Count every line of the listing where the string "under" occurs, and reply with the count alone.
---- MATERIAL FOR THIS TASK
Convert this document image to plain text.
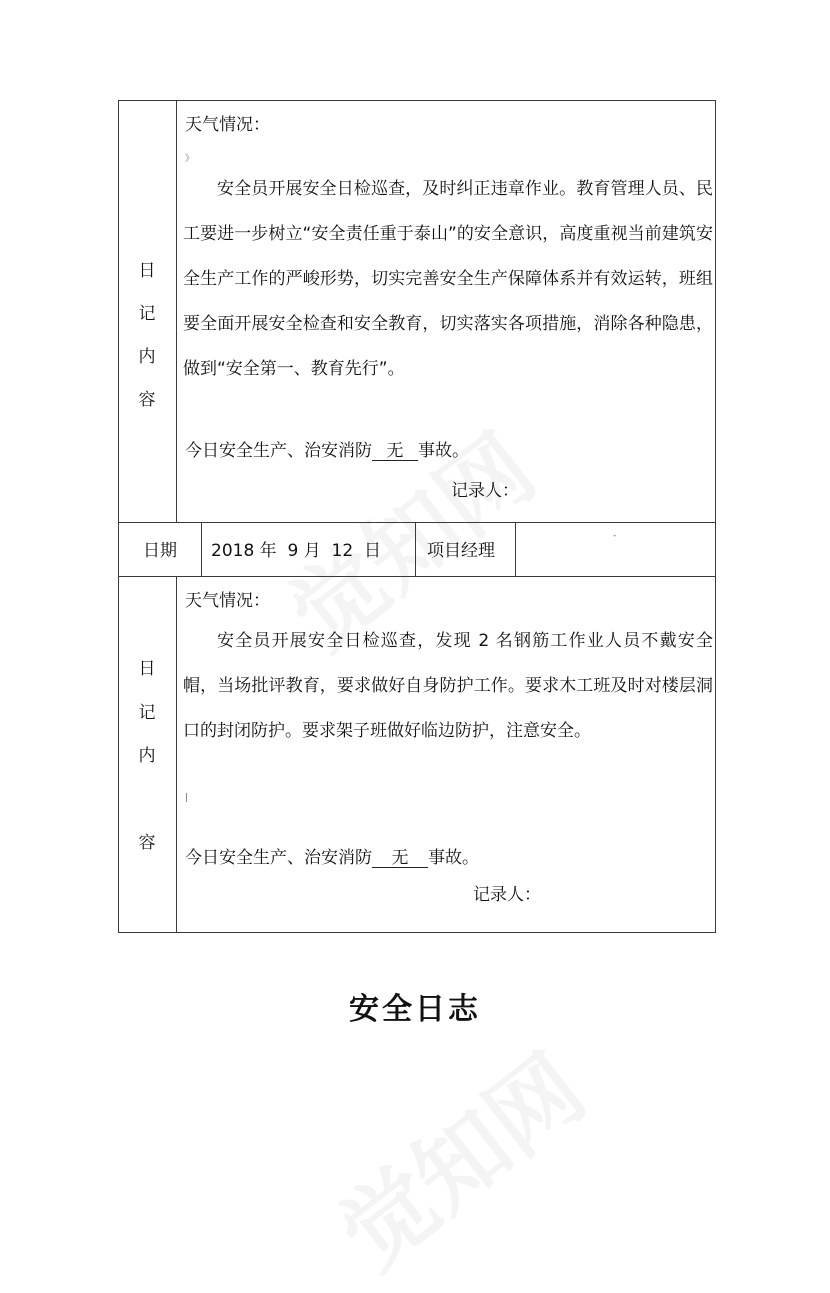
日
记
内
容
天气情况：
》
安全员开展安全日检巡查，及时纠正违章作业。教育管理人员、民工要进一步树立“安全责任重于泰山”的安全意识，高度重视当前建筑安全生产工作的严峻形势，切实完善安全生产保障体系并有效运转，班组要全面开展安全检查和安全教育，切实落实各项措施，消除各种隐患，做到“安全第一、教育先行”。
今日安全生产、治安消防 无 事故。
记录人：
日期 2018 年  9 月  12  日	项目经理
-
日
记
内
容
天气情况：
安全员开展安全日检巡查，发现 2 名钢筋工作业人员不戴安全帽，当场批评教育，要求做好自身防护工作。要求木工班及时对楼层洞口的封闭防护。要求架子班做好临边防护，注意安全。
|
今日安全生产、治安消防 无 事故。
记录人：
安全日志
--------
---- MATERIAL FOR THIS TASK
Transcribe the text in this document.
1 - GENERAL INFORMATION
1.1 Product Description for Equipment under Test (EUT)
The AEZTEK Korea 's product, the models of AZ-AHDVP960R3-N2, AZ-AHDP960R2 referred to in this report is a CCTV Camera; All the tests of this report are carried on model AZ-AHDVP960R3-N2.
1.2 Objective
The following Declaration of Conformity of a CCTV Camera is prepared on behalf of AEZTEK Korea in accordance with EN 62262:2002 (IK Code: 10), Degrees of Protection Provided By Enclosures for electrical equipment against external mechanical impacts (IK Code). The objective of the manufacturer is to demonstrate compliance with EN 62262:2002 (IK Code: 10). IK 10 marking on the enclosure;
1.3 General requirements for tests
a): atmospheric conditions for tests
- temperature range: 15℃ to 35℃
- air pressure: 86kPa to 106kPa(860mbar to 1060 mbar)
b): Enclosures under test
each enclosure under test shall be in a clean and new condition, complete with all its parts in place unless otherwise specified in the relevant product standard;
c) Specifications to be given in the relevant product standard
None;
--------
---- MATERIAL FOR THIS TASK
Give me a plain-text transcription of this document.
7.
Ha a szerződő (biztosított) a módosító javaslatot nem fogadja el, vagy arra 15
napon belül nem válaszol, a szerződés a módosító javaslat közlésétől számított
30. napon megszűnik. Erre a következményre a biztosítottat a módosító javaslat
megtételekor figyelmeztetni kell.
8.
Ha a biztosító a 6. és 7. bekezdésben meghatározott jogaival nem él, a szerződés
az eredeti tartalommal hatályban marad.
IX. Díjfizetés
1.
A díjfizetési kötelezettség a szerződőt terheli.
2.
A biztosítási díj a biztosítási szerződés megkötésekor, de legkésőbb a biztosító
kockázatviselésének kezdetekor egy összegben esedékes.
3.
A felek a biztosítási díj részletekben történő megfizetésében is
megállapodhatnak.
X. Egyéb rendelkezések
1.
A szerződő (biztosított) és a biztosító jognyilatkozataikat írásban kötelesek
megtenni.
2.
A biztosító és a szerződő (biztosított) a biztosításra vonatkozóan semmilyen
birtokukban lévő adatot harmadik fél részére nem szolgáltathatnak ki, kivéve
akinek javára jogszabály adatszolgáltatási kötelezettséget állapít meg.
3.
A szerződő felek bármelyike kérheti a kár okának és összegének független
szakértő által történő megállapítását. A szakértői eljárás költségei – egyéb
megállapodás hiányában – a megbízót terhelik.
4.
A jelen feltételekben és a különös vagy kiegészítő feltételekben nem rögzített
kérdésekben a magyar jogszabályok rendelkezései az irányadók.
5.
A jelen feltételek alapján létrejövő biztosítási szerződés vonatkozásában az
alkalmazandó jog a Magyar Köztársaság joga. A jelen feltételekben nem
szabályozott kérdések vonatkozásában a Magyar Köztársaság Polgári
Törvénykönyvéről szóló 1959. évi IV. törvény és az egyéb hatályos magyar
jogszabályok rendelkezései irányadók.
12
--------
## ANSWER TO THE EXERCISE
3